→ **Task to complete**
Keep the wording of each record exactly the same when you repeat it, and leave out pictures.

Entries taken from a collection
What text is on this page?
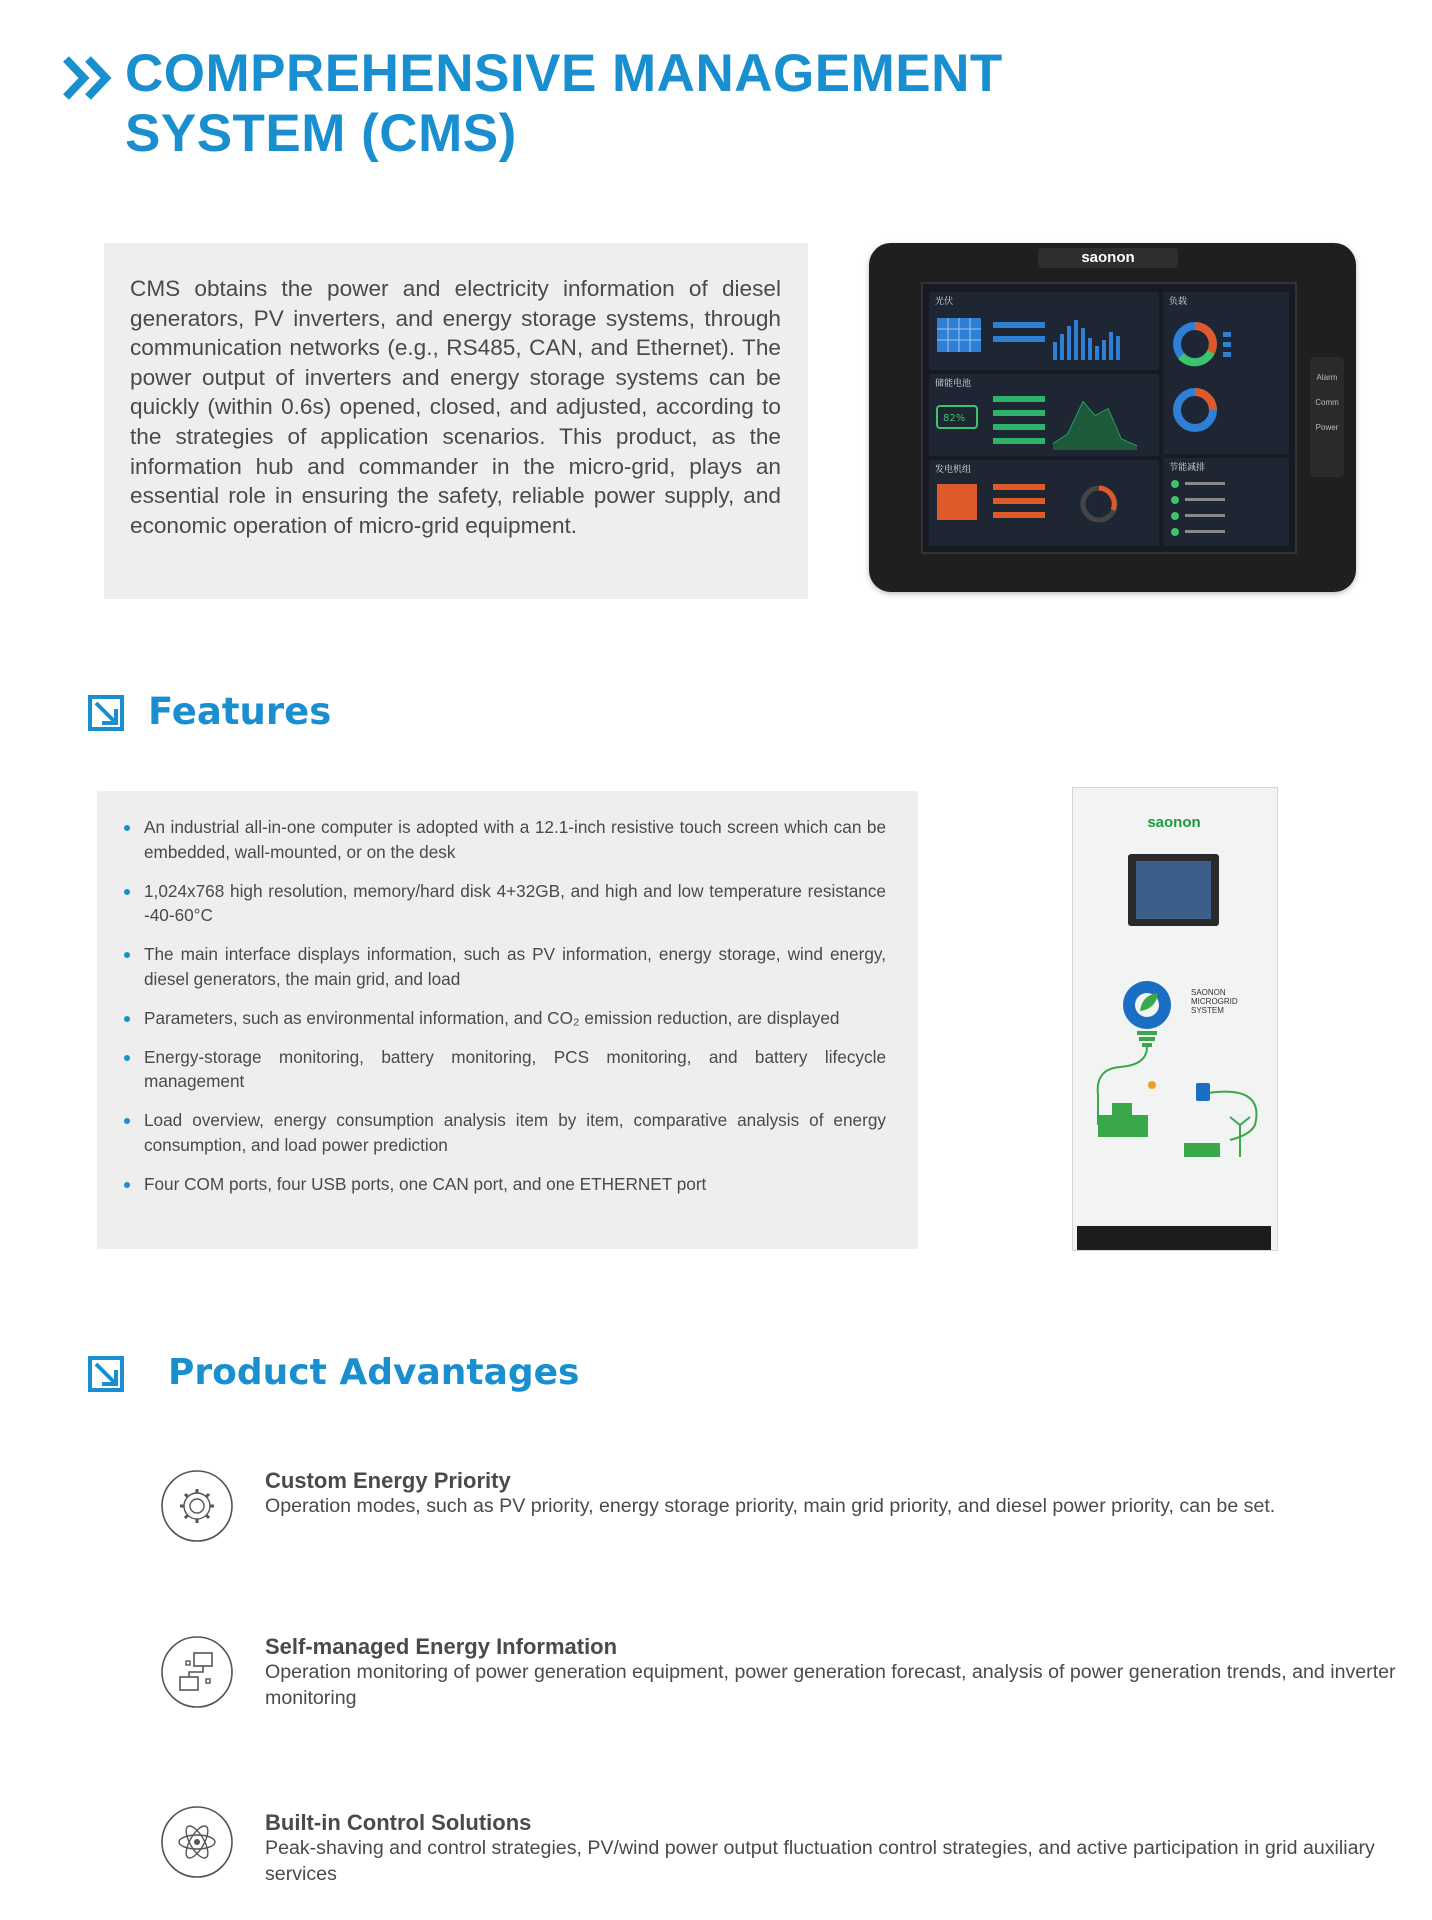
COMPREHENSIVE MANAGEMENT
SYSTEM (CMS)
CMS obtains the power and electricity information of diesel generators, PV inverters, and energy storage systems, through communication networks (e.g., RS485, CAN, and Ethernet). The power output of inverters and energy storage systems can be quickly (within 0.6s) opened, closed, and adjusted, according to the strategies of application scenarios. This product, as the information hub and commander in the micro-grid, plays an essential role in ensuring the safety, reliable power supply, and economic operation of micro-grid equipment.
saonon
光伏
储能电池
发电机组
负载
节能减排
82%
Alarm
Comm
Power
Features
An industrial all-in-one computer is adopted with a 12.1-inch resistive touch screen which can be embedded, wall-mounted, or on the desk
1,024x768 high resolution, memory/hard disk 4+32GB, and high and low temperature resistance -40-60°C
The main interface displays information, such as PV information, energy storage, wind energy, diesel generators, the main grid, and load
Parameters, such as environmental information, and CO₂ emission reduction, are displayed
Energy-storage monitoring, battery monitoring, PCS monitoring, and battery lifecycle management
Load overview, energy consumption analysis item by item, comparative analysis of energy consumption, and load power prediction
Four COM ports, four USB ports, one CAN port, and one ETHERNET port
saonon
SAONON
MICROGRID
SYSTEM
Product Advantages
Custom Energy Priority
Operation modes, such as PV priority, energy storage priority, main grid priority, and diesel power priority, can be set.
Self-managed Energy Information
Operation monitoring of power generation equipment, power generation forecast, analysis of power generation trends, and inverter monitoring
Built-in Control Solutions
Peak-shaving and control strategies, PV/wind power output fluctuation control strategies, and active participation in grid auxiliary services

→ **Solution**
What text is on this page?
COMPREHENSIVE MANAGEMENT
SYSTEM (CMS)
CMS obtains the power and electricity information of diesel generators, PV inverters, and energy storage systems, through communication networks (e.g., RS485, CAN, and Ethernet). The power output of inverters and energy storage systems can be quickly (within 0.6s) opened, closed, and adjusted, according to the strategies of application scenarios. This product, as the information hub and commander in the micro-grid, plays an essential role in ensuring the safety, reliable power supply, and economic operation of micro-grid equipment.
saonon
光伏
储能电池
发电机组
负载
节能减排
82%
Alarm
Comm
Power
Features
An industrial all-in-one computer is adopted with a 12.1-inch resistive touch screen which can be embedded, wall-mounted, or on the desk
1,024x768 high resolution, memory/hard disk 4+32GB, and high and low temperature resistance -40-60°C
The main interface displays information, such as PV information, energy storage, wind energy, diesel generators, the main grid, and load
Parameters, such as environmental information, and CO₂ emission reduction, are displayed
Energy-storage monitoring, battery monitoring, PCS monitoring, and battery lifecycle management
Load overview, energy consumption analysis item by item, comparative analysis of energy consumption, and load power prediction
Four COM ports, four USB ports, one CAN port, and one ETHERNET port
saonon
SAONON
MICROGRID
SYSTEM
Product Advantages
Custom Energy Priority
Operation modes, such as PV priority, energy storage priority, main grid priority, and diesel power priority, can be set.
Self-managed Energy Information
Operation monitoring of power generation equipment, power generation forecast, analysis of power generation trends, and inverter monitoring
Built-in Control Solutions
Peak-shaving and control strategies, PV/wind power output fluctuation control strategies, and active participation in grid auxiliary services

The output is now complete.